* _Problem details_
From the entries below, pull out each line where "Cyclicals" appears.

======== Records shown ========

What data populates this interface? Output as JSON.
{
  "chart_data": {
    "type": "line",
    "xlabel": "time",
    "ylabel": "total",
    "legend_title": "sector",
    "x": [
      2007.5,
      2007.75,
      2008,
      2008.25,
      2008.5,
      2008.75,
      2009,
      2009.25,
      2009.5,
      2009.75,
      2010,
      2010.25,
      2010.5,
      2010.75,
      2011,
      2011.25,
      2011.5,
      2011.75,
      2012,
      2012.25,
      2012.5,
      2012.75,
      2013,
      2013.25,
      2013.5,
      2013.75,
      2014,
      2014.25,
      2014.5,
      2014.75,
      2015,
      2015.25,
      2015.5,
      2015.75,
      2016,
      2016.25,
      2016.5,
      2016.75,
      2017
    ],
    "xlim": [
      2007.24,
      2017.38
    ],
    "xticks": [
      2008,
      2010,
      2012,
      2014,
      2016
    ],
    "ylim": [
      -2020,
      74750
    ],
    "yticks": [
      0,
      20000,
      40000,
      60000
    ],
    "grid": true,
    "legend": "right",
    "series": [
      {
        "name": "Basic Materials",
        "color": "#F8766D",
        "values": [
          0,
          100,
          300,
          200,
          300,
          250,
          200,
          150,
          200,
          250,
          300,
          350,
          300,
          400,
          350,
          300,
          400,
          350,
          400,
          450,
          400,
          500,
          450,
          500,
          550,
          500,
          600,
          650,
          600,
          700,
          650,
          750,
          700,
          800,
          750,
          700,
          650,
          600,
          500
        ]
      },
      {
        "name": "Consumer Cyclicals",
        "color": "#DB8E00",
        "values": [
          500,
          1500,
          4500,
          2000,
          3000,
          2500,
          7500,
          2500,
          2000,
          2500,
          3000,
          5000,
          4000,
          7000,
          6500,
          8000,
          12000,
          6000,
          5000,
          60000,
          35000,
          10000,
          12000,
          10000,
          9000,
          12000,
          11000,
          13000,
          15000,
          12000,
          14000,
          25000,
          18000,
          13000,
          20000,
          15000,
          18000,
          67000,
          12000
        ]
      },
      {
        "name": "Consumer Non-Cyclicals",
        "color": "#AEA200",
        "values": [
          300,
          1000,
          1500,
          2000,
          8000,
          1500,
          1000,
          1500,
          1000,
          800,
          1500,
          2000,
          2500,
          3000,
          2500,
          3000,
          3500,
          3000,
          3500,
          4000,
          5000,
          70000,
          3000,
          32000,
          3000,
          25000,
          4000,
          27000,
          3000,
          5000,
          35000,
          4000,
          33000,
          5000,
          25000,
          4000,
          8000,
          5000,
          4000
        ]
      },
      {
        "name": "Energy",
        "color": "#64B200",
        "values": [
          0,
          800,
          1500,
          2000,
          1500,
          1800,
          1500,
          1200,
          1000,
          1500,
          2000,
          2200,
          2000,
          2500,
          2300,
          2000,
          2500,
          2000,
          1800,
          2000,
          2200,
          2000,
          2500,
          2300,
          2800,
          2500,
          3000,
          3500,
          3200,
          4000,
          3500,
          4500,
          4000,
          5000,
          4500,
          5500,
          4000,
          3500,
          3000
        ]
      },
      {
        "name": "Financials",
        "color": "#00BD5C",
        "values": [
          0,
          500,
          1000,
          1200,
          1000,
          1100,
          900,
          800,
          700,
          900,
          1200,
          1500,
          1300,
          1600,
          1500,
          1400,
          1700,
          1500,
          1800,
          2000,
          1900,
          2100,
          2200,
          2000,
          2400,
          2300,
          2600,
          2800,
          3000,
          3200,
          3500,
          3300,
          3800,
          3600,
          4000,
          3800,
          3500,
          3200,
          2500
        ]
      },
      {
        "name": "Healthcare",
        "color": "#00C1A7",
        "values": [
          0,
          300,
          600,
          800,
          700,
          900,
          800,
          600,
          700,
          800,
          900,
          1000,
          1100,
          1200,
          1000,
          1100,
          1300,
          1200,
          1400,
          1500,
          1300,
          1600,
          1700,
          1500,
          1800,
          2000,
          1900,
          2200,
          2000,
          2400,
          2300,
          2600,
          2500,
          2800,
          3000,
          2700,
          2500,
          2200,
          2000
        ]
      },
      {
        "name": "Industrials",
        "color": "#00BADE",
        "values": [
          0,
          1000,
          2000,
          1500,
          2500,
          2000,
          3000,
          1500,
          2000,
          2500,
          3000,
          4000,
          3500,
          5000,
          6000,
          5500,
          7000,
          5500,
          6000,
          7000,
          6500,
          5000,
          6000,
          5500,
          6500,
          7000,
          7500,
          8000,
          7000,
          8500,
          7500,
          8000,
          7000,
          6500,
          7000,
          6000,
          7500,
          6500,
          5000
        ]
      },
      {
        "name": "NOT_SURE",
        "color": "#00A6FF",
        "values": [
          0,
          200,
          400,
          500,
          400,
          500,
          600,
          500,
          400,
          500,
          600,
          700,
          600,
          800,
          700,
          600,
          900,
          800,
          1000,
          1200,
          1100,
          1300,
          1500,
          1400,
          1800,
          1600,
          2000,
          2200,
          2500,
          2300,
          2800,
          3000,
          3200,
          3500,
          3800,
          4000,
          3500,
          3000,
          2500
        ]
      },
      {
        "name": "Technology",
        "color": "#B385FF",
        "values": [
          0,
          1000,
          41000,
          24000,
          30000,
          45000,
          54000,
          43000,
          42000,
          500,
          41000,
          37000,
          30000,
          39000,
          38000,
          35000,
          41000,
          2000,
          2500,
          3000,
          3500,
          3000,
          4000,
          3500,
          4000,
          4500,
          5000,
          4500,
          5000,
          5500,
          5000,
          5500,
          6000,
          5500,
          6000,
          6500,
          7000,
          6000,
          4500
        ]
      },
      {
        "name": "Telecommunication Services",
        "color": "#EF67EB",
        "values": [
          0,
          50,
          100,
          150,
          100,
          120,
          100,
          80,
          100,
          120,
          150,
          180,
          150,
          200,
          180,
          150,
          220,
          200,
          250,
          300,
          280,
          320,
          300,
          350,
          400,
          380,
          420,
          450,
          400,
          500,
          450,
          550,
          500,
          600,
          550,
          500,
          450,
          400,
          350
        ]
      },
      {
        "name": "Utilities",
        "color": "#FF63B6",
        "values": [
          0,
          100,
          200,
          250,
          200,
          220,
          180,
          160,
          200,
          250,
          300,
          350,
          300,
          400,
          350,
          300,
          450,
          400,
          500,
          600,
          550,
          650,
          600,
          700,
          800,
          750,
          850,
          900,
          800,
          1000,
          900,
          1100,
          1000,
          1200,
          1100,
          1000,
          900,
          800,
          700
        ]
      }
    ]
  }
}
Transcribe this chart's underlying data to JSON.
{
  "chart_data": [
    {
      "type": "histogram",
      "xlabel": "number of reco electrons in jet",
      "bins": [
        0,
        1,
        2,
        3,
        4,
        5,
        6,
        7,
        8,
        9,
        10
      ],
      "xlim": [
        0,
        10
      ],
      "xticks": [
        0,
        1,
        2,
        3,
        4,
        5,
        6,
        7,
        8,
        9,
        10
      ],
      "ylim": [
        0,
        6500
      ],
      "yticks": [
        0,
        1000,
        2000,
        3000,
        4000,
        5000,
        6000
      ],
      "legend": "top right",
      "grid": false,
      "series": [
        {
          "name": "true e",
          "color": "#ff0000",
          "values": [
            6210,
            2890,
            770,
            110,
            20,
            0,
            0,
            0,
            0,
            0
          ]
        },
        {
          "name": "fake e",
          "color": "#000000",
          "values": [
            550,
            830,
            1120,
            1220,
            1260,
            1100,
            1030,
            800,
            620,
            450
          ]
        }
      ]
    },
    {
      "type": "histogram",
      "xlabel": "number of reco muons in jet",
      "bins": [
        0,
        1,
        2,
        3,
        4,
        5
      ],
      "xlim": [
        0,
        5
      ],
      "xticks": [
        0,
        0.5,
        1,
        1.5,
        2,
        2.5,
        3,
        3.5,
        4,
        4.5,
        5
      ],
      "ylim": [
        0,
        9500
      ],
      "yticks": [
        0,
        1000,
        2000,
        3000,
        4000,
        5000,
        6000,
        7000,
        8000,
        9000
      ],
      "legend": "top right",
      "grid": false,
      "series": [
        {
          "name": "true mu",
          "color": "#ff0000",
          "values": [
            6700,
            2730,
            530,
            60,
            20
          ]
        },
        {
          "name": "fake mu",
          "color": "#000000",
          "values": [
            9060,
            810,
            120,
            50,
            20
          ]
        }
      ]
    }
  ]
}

========

* _Reply to the task_
        "name": "Consumer Cyclicals",
        "name": "Consumer Non-Cyclicals",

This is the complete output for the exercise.